- [REQUIREMENT]: Starting from the first line below, count every line holding the word "Foothill", then state the total alone.

**** SOURCE RECORDS

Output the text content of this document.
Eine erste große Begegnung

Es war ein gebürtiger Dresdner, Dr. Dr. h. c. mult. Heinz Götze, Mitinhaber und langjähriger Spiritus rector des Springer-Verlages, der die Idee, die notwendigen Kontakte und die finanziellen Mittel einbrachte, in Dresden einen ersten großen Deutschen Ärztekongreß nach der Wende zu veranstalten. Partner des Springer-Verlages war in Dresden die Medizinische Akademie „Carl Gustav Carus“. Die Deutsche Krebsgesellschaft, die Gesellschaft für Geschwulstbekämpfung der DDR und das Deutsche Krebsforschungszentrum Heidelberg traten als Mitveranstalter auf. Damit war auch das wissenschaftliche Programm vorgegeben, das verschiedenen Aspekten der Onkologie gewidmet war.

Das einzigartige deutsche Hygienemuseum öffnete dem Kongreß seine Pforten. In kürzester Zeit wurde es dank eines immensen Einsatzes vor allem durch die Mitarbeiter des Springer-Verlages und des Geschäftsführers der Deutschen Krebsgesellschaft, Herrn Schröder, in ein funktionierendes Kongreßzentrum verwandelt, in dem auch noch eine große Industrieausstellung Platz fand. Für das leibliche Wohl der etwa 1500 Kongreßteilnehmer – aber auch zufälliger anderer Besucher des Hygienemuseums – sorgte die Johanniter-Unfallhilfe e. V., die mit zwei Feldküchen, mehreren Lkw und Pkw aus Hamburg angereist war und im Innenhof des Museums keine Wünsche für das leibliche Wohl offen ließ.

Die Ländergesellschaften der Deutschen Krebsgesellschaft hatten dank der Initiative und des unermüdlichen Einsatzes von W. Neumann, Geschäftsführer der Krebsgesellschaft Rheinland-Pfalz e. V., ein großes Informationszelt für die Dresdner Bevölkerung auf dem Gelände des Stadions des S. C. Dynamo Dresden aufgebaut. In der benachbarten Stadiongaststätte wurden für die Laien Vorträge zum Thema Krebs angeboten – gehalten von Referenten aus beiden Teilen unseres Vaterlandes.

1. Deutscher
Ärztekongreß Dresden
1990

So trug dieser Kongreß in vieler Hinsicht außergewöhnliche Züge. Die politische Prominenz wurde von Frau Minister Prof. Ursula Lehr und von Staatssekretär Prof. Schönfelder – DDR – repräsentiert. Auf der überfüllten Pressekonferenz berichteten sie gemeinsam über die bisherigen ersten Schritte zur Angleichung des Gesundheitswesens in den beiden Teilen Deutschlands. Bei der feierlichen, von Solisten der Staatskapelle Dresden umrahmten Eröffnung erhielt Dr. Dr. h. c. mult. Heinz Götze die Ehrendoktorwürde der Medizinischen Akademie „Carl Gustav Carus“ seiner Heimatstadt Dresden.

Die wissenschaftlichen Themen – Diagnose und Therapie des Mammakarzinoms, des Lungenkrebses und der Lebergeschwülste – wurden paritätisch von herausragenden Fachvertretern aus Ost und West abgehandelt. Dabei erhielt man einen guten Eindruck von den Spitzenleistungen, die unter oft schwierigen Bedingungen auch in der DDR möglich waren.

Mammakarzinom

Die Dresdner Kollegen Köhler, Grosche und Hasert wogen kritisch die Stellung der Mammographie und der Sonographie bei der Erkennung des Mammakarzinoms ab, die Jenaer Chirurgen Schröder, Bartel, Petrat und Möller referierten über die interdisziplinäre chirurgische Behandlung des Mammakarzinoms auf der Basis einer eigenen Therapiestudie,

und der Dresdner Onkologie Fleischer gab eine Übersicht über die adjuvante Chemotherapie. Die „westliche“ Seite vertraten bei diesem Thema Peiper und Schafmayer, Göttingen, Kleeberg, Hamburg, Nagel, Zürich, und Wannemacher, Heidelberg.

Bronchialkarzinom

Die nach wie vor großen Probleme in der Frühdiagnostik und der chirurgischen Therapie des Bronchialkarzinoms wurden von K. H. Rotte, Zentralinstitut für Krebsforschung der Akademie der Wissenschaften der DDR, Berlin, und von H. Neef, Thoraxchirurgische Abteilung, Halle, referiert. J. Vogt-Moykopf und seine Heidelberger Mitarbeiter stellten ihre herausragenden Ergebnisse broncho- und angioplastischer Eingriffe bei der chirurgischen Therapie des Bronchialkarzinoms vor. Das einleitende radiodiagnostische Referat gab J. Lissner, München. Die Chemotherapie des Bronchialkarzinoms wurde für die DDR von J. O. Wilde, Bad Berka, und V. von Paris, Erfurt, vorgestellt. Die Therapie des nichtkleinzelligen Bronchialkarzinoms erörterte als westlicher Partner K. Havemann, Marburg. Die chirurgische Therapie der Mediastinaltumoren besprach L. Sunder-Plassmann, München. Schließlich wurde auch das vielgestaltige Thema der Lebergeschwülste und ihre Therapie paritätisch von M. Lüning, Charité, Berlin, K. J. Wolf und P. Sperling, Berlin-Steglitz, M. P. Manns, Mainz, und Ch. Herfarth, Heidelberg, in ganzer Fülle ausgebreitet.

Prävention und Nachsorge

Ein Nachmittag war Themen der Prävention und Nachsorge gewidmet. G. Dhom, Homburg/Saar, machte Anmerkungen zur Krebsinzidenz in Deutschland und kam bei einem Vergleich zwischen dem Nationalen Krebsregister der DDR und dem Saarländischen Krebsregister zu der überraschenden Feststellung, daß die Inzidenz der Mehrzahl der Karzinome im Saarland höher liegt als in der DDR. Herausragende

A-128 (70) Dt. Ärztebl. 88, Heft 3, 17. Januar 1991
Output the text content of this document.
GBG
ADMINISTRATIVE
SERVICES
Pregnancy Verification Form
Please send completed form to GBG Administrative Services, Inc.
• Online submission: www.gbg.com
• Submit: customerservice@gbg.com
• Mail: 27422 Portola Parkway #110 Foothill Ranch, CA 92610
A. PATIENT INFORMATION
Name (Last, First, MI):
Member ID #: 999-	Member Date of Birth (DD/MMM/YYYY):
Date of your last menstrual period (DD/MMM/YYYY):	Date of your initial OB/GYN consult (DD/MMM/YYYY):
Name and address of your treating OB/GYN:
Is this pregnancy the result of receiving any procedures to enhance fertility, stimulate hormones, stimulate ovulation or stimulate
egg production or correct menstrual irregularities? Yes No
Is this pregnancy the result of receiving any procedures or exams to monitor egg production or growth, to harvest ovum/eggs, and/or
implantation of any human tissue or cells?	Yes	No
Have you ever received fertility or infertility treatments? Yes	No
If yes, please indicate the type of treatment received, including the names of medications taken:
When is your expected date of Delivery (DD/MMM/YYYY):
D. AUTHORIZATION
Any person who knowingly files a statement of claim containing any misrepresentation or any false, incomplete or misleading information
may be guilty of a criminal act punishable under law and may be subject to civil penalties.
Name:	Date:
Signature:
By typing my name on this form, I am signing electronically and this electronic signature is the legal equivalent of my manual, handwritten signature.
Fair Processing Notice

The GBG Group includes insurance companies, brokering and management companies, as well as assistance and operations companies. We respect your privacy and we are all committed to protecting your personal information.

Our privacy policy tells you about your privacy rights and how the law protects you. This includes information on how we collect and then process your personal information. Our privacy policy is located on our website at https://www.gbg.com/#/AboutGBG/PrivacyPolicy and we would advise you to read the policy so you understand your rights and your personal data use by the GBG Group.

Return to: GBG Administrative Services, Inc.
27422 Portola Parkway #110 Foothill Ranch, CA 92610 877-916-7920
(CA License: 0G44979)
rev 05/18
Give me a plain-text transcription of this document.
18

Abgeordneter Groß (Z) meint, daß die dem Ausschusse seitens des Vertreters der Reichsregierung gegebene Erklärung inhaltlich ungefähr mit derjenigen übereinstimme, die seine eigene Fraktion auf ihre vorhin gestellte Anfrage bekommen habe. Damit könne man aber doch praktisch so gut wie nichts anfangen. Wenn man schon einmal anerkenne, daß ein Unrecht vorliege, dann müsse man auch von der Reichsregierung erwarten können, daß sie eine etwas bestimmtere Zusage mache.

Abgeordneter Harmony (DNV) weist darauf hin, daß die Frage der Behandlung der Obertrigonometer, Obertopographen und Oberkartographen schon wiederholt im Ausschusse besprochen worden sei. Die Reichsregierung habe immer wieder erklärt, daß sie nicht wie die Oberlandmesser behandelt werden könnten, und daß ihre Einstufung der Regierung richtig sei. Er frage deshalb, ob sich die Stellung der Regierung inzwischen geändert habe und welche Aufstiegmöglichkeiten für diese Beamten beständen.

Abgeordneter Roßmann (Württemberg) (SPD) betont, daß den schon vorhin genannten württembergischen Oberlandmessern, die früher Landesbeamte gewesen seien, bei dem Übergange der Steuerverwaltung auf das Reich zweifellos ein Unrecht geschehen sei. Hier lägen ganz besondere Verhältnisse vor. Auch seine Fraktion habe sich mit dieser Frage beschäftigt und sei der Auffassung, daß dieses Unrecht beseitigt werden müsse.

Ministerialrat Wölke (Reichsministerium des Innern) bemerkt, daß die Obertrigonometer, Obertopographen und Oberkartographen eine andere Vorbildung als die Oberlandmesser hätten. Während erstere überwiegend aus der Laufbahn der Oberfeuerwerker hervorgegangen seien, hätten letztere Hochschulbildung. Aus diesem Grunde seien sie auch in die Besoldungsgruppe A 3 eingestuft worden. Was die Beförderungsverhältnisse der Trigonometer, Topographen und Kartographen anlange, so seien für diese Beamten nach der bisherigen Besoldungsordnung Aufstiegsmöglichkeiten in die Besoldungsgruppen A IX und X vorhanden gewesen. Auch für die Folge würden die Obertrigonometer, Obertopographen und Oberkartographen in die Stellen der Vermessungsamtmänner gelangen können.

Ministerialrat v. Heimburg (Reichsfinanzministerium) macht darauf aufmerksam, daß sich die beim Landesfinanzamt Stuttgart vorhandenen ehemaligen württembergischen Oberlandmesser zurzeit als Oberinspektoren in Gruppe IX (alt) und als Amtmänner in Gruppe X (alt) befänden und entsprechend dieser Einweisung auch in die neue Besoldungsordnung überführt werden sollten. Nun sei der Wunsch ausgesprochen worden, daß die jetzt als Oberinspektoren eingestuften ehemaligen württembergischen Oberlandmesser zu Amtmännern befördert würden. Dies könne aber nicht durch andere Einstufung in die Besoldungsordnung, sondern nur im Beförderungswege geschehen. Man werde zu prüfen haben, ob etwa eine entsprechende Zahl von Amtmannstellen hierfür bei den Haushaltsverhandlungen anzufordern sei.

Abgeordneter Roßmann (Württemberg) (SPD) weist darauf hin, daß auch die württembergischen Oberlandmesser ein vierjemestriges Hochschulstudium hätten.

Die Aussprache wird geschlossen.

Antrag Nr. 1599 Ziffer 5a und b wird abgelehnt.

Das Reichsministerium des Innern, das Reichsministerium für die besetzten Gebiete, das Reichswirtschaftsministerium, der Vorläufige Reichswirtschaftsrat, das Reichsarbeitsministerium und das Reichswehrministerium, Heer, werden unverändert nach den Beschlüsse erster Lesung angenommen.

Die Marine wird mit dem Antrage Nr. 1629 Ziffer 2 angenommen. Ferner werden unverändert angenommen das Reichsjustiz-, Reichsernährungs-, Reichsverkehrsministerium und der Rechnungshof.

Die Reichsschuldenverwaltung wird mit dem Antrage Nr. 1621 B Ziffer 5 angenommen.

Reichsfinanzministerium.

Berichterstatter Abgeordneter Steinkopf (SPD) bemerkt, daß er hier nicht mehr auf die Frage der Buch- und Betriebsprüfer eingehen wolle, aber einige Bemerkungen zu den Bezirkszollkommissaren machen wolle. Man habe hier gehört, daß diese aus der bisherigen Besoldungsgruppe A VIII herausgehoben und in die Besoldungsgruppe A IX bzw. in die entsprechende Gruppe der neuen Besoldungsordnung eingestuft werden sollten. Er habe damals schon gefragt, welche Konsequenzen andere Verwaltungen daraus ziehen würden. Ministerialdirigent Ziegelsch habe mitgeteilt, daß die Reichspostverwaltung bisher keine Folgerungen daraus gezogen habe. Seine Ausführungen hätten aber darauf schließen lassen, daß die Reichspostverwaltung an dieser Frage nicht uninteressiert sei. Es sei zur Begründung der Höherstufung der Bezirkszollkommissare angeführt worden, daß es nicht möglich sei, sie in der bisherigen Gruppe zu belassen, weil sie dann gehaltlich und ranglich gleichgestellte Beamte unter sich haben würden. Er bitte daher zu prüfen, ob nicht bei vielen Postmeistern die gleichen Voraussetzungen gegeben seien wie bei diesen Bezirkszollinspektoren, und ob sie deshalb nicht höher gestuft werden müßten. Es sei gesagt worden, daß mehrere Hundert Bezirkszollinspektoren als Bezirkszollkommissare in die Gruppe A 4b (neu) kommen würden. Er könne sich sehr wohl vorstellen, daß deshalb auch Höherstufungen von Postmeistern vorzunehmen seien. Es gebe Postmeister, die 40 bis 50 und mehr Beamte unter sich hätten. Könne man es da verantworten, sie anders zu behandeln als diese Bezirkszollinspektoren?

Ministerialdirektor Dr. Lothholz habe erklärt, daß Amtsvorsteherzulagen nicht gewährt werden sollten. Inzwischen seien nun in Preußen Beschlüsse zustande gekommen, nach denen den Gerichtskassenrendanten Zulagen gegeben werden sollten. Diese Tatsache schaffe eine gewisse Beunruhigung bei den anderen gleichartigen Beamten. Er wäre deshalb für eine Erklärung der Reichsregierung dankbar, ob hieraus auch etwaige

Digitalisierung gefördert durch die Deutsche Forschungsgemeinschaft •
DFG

********

- [WRITTEN RESPONSE]: 2